━━ Dataset entries ━━

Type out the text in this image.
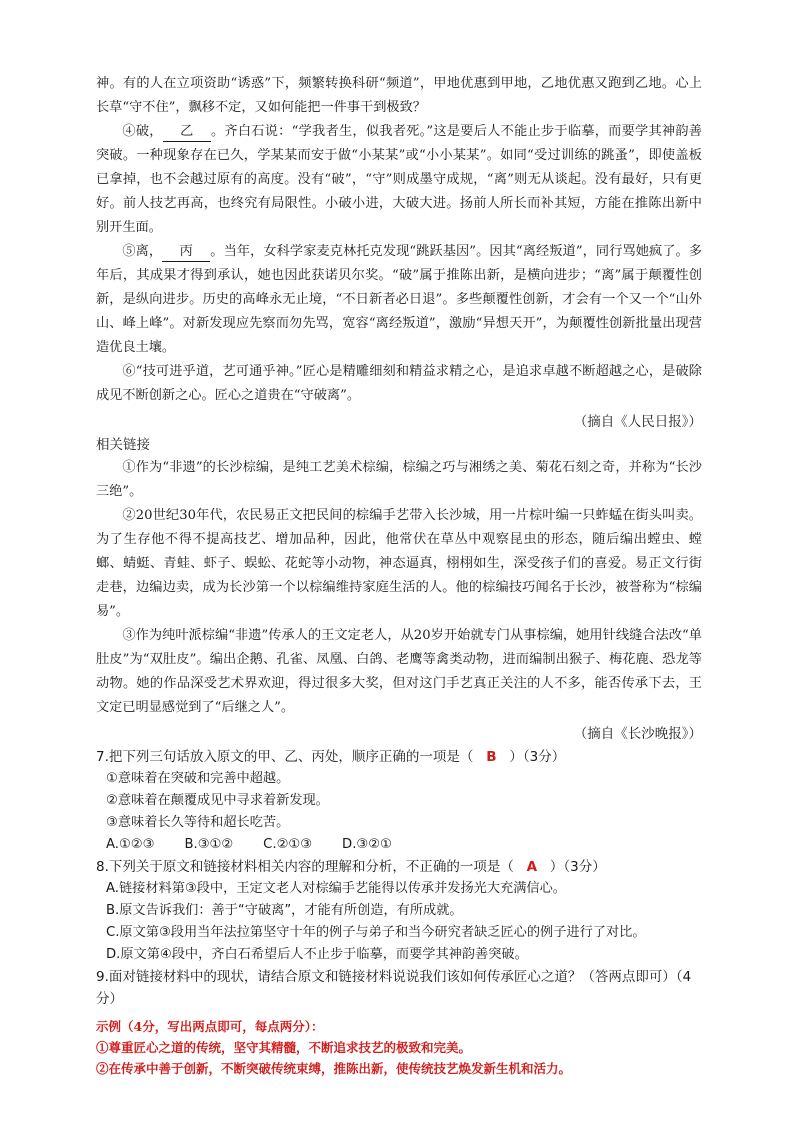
神。有的人在立项资助“诱惑”下，频繁转换科研“频道”，甲地优惠到甲地，乙地优惠又跑到乙地。心上长草“守不住”，飘移不定，又如何能把一件事干到极致？

④破， 乙 。齐白石说：“学我者生，似我者死。”这是要后人不能止步于临摹，而要学其神韵善突破。一种现象存在已久，学某某而安于做“小某某”或“小小某某”。如同“受过训练的跳蚤”，即使盖板已拿掉，也不会越过原有的高度。没有“破”，“守”则成墨守成规，“离”则无从谈起。没有最好，只有更好。前人技艺再高，也终究有局限性。小破小进，大破大进。扬前人所长而补其短，方能在推陈出新中别开生面。

⑤离， 丙 。当年，女科学家麦克林托克发现“跳跃基因”。因其“离经叛道”，同行骂她疯了。多年后，其成果才得到承认，她也因此获诺贝尔奖。“破”属于推陈出新，是横向进步；“离”属于颠覆性创新，是纵向进步。历史的高峰永无止境，“不日新者必日退”。多些颠覆性创新，才会有一个又一个“山外山、峰上峰”。对新发现应先察而勿先骂，宽容“离经叛道”，激励“异想天开”，为颠覆性创新批量出现营造优良土壤。

⑥“技可进乎道，艺可通乎神。”匠心是精雕细刻和精益求精之心，是追求卓越不断超越之心，是破除成见不断创新之心。匠心之道贵在“守破离”。

（摘自《人民日报》）

相关链接

①作为“非遗”的长沙棕编，是纯工艺美术棕编，棕编之巧与湘绣之美、菊花石刻之奇，并称为“长沙三绝”。

②20世纪30年代，农民易正文把民间的棕编手艺带入长沙城，用一片棕叶编一只蚱蜢在街头叫卖。为了生存他不得不提高技艺、增加品种，因此，他常伏在草丛中观察昆虫的形态，随后编出螳虫、螳螂、蜻蜓、青蛙、虾子、蜈蚣、花蛇等小动物，神态逼真，栩栩如生，深受孩子们的喜爱。易正文行街走巷，边编边卖，成为长沙第一个以棕编维持家庭生活的人。他的棕编技巧闻名于长沙，被誉称为“棕编易”。

③作为纯叶派棕编“非遗”传承人的王文定老人，从20岁开始就专门从事棕编，她用针线缝合法改“单肚皮”为“双肚皮”。编出企鹅、孔雀、凤凰、白鸽、老鹰等禽类动物，进而编制出猴子、梅花鹿、恐龙等动物。她的作品深受艺术界欢迎，得过很多大奖，但对这门手艺真正关注的人不多，能否传承下去，王文定已明显感觉到了“后继之人”。

（摘自《长沙晚报》）

7.把下列三句话放入原文的甲、乙、丙处，顺序正确的一项是（ B ）（3分）

①意味着在突破和完善中超越。

②意味着在颠覆成见中寻求着新发现。

③意味着长久等待和超长吃苦。

A.①②③ B.③①② C.②①③ D.③②①

8.下列关于原文和链接材料相关内容的理解和分析，不正确的一项是（ A ）（3分）

A.链接材料第③段中，王定文老人对棕编手艺能得以传承并发扬光大充满信心。

B.原文告诉我们：善于“守破离”，才能有所创造，有所成就。

C.原文第③段用当年法拉第坚守十年的例子与弟子和当今研究者缺乏匠心的例子进行了对比。

D.原文第④段中，齐白石希望后人不止步于临摹，而要学其神韵善突破。

9.面对链接材料中的现状，请结合原文和链接材料说说我们该如何传承匠心之道？（答两点即可）（4分）

示例（4分，写出两点即可，每点两分）：

①尊重匠心之道的传统，坚守其精髓，不断追求技艺的极致和完美。

②在传承中善于创新，不断突破传统束缚，推陈出新，使传统技艺焕发新生机和活力。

━━━

Quote the data exactly, leaving every image out of the copy.

- [Solved exercise]
Type out the text in this image.
神。有的人在立项资助“诱惑”下，频繁转换科研“频道”，甲地优惠到甲地，乙地优惠又跑到乙地。心上长草“守不住”，飘移不定，又如何能把一件事干到极致？

④破， 乙 。齐白石说：“学我者生，似我者死。”这是要后人不能止步于临摹，而要学其神韵善突破。一种现象存在已久，学某某而安于做“小某某”或“小小某某”。如同“受过训练的跳蚤”，即使盖板已拿掉，也不会越过原有的高度。没有“破”，“守”则成墨守成规，“离”则无从谈起。没有最好，只有更好。前人技艺再高，也终究有局限性。小破小进，大破大进。扬前人所长而补其短，方能在推陈出新中别开生面。

⑤离， 丙 。当年，女科学家麦克林托克发现“跳跃基因”。因其“离经叛道”，同行骂她疯了。多年后，其成果才得到承认，她也因此获诺贝尔奖。“破”属于推陈出新，是横向进步；“离”属于颠覆性创新，是纵向进步。历史的高峰永无止境，“不日新者必日退”。多些颠覆性创新，才会有一个又一个“山外山、峰上峰”。对新发现应先察而勿先骂，宽容“离经叛道”，激励“异想天开”，为颠覆性创新批量出现营造优良土壤。

⑥“技可进乎道，艺可通乎神。”匠心是精雕细刻和精益求精之心，是追求卓越不断超越之心，是破除成见不断创新之心。匠心之道贵在“守破离”。

（摘自《人民日报》）

相关链接

①作为“非遗”的长沙棕编，是纯工艺美术棕编，棕编之巧与湘绣之美、菊花石刻之奇，并称为“长沙三绝”。

②20世纪30年代，农民易正文把民间的棕编手艺带入长沙城，用一片棕叶编一只蚱蜢在街头叫卖。为了生存他不得不提高技艺、增加品种，因此，他常伏在草丛中观察昆虫的形态，随后编出螳虫、螳螂、蜻蜓、青蛙、虾子、蜈蚣、花蛇等小动物，神态逼真，栩栩如生，深受孩子们的喜爱。易正文行街走巷，边编边卖，成为长沙第一个以棕编维持家庭生活的人。他的棕编技巧闻名于长沙，被誉称为“棕编易”。

③作为纯叶派棕编“非遗”传承人的王文定老人，从20岁开始就专门从事棕编，她用针线缝合法改“单肚皮”为“双肚皮”。编出企鹅、孔雀、凤凰、白鸽、老鹰等禽类动物，进而编制出猴子、梅花鹿、恐龙等动物。她的作品深受艺术界欢迎，得过很多大奖，但对这门手艺真正关注的人不多，能否传承下去，王文定已明显感觉到了“后继之人”。

（摘自《长沙晚报》）

7.把下列三句话放入原文的甲、乙、丙处，顺序正确的一项是（ B ）（3分）

①意味着在突破和完善中超越。

②意味着在颠覆成见中寻求着新发现。

③意味着长久等待和超长吃苦。

A.①②③ B.③①② C.②①③ D.③②①

8.下列关于原文和链接材料相关内容的理解和分析，不正确的一项是（ A ）（3分）

A.链接材料第③段中，王定文老人对棕编手艺能得以传承并发扬光大充满信心。

B.原文告诉我们：善于“守破离”，才能有所创造，有所成就。

C.原文第③段用当年法拉第坚守十年的例子与弟子和当今研究者缺乏匠心的例子进行了对比。

D.原文第④段中，齐白石希望后人不止步于临摹，而要学其神韵善突破。

9.面对链接材料中的现状，请结合原文和链接材料说说我们该如何传承匠心之道？（答两点即可）（4分）

示例（4分，写出两点即可，每点两分）：

①尊重匠心之道的传统，坚守其精髓，不断追求技艺的极致和完美。

②在传承中善于创新，不断突破传统束缚，推陈出新，使传统技艺焕发新生机和活力。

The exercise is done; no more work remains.